- Given problem
Everything in the data should be repeated exactly, save for the images.

++++ Stored records ++++

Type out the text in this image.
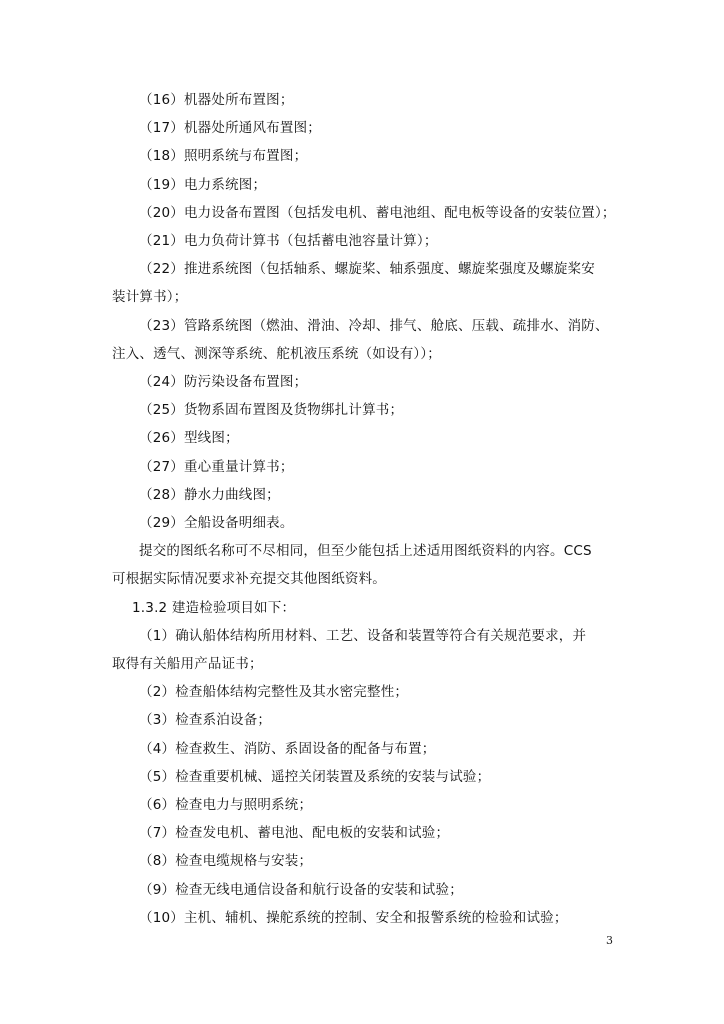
（16）机器处所布置图；
（17）机器处所通风布置图；
（18）照明系统与布置图；
（19）电力系统图；
（20）电力设备布置图（包括发电机、蓄电池组、配电板等设备的安装位置）；
（21）电力负荷计算书（包括蓄电池容量计算）；
（22）推进系统图（包括轴系、螺旋桨、轴系强度、螺旋桨强度及螺旋桨安
装计算书）；
（23）管路系统图（燃油、滑油、冷却、排气、舱底、压载、疏排水、消防、
注入、透气、测深等系统、舵机液压系统（如设有））；
（24）防污染设备布置图；
（25）货物系固布置图及货物绑扎计算书；
（26）型线图；
（27）重心重量计算书；
（28）静水力曲线图；
（29）全船设备明细表。
提交的图纸名称可不尽相同，但至少能包括上述适用图纸资料的内容。CCS
可根据实际情况要求补充提交其他图纸资料。
1.3.2 建造检验项目如下：
（1）确认船体结构所用材料、工艺、设备和装置等符合有关规范要求，并
取得有关船用产品证书；
（2）检查船体结构完整性及其水密完整性；
（3）检查系泊设备；
（4）检查救生、消防、系固设备的配备与布置；
（5）检查重要机械、遥控关闭装置及系统的安装与试验；
（6）检查电力与照明系统；
（7）检查发电机、蓄电池、配电板的安装和试验；
（8）检查电缆规格与安装；
（9）检查无线电通信设备和航行设备的安装和试验；
（10）主机、辅机、操舵系统的控制、安全和报警系统的检验和试验；
3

++++

- The result
Type out the text in this image.
（16）机器处所布置图；
（17）机器处所通风布置图；
（18）照明系统与布置图；
（19）电力系统图；
（20）电力设备布置图（包括发电机、蓄电池组、配电板等设备的安装位置）；
（21）电力负荷计算书（包括蓄电池容量计算）；
（22）推进系统图（包括轴系、螺旋桨、轴系强度、螺旋桨强度及螺旋桨安
装计算书）；
（23）管路系统图（燃油、滑油、冷却、排气、舱底、压载、疏排水、消防、
注入、透气、测深等系统、舵机液压系统（如设有））；
（24）防污染设备布置图；
（25）货物系固布置图及货物绑扎计算书；
（26）型线图；
（27）重心重量计算书；
（28）静水力曲线图；
（29）全船设备明细表。
提交的图纸名称可不尽相同，但至少能包括上述适用图纸资料的内容。CCS
可根据实际情况要求补充提交其他图纸资料。
1.3.2 建造检验项目如下：
（1）确认船体结构所用材料、工艺、设备和装置等符合有关规范要求，并
取得有关船用产品证书；
（2）检查船体结构完整性及其水密完整性；
（3）检查系泊设备；
（4）检查救生、消防、系固设备的配备与布置；
（5）检查重要机械、遥控关闭装置及系统的安装与试验；
（6）检查电力与照明系统；
（7）检查发电机、蓄电池、配电板的安装和试验；
（8）检查电缆规格与安装；
（9）检查无线电通信设备和航行设备的安装和试验；
（10）主机、辅机、操舵系统的控制、安全和报警系统的检验和试验；
3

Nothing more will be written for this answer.